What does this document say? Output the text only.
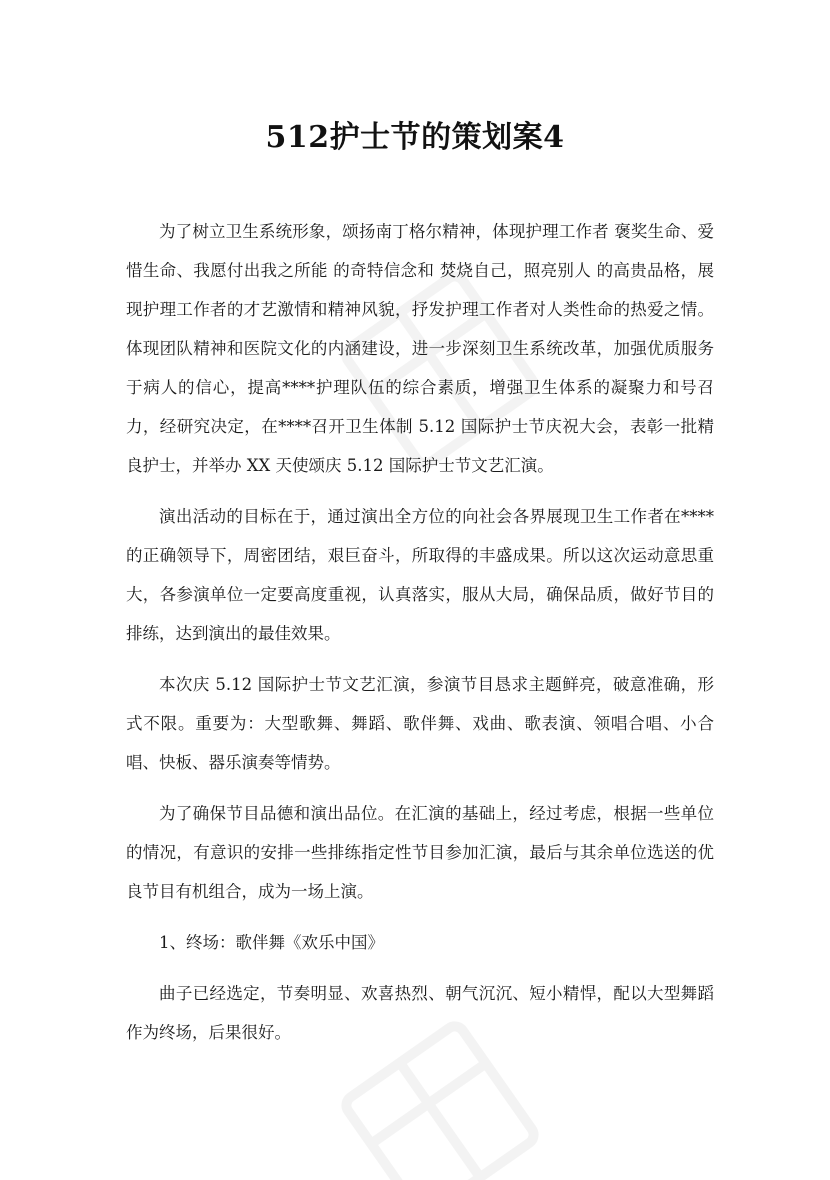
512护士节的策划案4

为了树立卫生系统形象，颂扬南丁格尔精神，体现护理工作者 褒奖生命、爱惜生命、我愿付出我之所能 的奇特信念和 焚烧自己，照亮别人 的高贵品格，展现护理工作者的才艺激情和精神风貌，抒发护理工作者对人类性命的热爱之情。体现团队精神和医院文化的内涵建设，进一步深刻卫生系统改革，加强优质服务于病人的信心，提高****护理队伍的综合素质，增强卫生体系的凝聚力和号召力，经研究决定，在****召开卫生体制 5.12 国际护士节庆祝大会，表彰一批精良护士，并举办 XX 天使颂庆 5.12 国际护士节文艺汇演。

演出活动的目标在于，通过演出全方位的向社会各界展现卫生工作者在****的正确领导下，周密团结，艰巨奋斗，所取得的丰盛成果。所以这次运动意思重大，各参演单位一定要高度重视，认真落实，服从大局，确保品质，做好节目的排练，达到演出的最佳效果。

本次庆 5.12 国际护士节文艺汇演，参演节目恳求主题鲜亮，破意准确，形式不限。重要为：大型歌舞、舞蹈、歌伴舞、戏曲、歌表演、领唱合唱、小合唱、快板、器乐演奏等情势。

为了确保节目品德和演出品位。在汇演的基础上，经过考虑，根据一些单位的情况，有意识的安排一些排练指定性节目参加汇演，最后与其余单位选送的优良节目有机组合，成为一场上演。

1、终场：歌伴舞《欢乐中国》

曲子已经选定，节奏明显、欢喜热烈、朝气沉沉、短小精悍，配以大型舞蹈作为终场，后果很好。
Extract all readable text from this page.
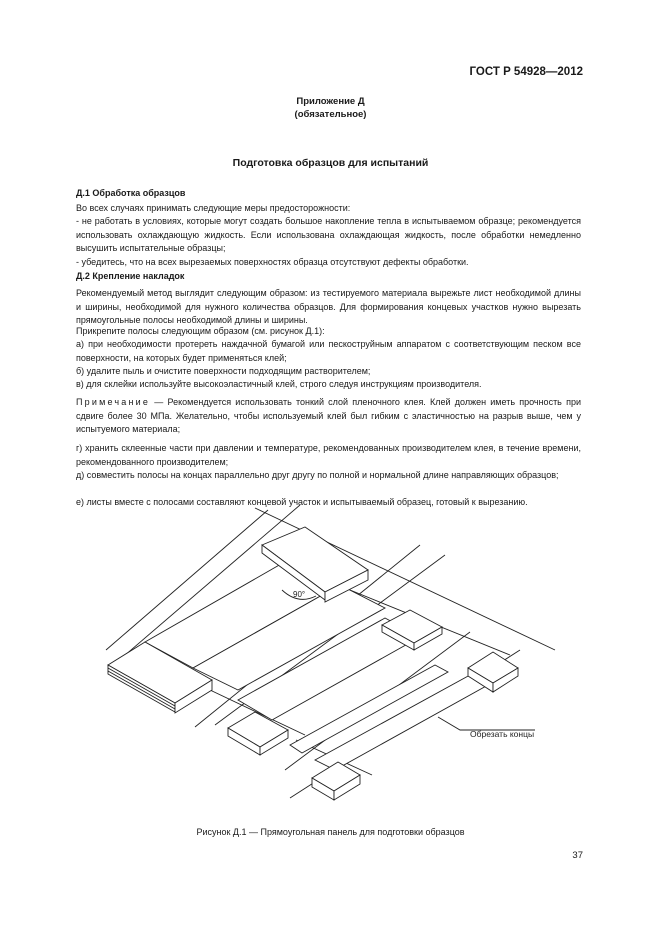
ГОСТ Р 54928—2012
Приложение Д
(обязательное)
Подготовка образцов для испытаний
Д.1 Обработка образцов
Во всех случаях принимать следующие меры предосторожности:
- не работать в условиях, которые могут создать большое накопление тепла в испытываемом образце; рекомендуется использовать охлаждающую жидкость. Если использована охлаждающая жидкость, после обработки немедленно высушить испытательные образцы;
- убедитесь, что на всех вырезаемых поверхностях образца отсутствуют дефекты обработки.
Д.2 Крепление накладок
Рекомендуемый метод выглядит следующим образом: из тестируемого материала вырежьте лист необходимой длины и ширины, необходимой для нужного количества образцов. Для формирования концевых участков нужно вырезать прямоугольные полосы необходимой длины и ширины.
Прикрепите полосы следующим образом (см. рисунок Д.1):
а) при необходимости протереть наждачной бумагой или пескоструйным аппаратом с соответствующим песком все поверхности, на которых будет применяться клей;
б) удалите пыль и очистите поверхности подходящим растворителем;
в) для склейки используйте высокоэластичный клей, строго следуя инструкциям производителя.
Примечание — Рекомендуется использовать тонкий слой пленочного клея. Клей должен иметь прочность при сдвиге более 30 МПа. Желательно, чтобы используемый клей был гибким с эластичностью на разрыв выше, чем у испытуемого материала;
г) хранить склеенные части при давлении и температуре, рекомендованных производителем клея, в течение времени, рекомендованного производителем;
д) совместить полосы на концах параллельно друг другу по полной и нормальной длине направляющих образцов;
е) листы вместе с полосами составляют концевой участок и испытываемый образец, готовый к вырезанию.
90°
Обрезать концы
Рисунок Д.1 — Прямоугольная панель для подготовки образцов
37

--- TASK ---
Copy each line exactly, and leave the pictures out of your copy.

--- RIGHT ANSWER ---
What does this document say? Output the text only.
512护士节的策划案4

为了树立卫生系统形象，颂扬南丁格尔精神，体现护理工作者 褒奖生命、爱惜生命、我愿付出我之所能 的奇特信念和 焚烧自己，照亮别人 的高贵品格，展现护理工作者的才艺激情和精神风貌，抒发护理工作者对人类性命的热爱之情。体现团队精神和医院文化的内涵建设，进一步深刻卫生系统改革，加强优质服务于病人的信心，提高****护理队伍的综合素质，增强卫生体系的凝聚力和号召力，经研究决定，在****召开卫生体制 5.12 国际护士节庆祝大会，表彰一批精良护士，并举办 XX 天使颂庆 5.12 国际护士节文艺汇演。

演出活动的目标在于，通过演出全方位的向社会各界展现卫生工作者在****的正确领导下，周密团结，艰巨奋斗，所取得的丰盛成果。所以这次运动意思重大，各参演单位一定要高度重视，认真落实，服从大局，确保品质，做好节目的排练，达到演出的最佳效果。

本次庆 5.12 国际护士节文艺汇演，参演节目恳求主题鲜亮，破意准确，形式不限。重要为：大型歌舞、舞蹈、歌伴舞、戏曲、歌表演、领唱合唱、小合唱、快板、器乐演奏等情势。

为了确保节目品德和演出品位。在汇演的基础上，经过考虑，根据一些单位的情况，有意识的安排一些排练指定性节目参加汇演，最后与其余单位选送的优良节目有机组合，成为一场上演。

1、终场：歌伴舞《欢乐中国》

曲子已经选定，节奏明显、欢喜热烈、朝气沉沉、短小精悍，配以大型舞蹈作为终场，后果很好。
Extract all readable text from this page.
ГОСТ Р 54928—2012
Приложение Д
(обязательное)
Подготовка образцов для испытаний
Д.1 Обработка образцов
Во всех случаях принимать следующие меры предосторожности:
- не работать в условиях, которые могут создать большое накопление тепла в испытываемом образце; рекомендуется использовать охлаждающую жидкость. Если использована охлаждающая жидкость, после обработки немедленно высушить испытательные образцы;
- убедитесь, что на всех вырезаемых поверхностях образца отсутствуют дефекты обработки.
Д.2 Крепление накладок
Рекомендуемый метод выглядит следующим образом: из тестируемого материала вырежьте лист необходимой длины и ширины, необходимой для нужного количества образцов. Для формирования концевых участков нужно вырезать прямоугольные полосы необходимой длины и ширины.
Прикрепите полосы следующим образом (см. рисунок Д.1):
а) при необходимости протереть наждачной бумагой или пескоструйным аппаратом с соответствующим песком все поверхности, на которых будет применяться клей;
б) удалите пыль и очистите поверхности подходящим растворителем;
в) для склейки используйте высокоэластичный клей, строго следуя инструкциям производителя.
Примечание — Рекомендуется использовать тонкий слой пленочного клея. Клей должен иметь прочность при сдвиге более 30 МПа. Желательно, чтобы используемый клей был гибким с эластичностью на разрыв выше, чем у испытуемого материала;
г) хранить склеенные части при давлении и температуре, рекомендованных производителем клея, в течение времени, рекомендованного производителем;
д) совместить полосы на концах параллельно друг другу по полной и нормальной длине направляющих образцов;
е) листы вместе с полосами составляют концевой участок и испытываемый образец, готовый к вырезанию.
90°
Обрезать концы
Рисунок Д.1 — Прямоугольная панель для подготовки образцов
37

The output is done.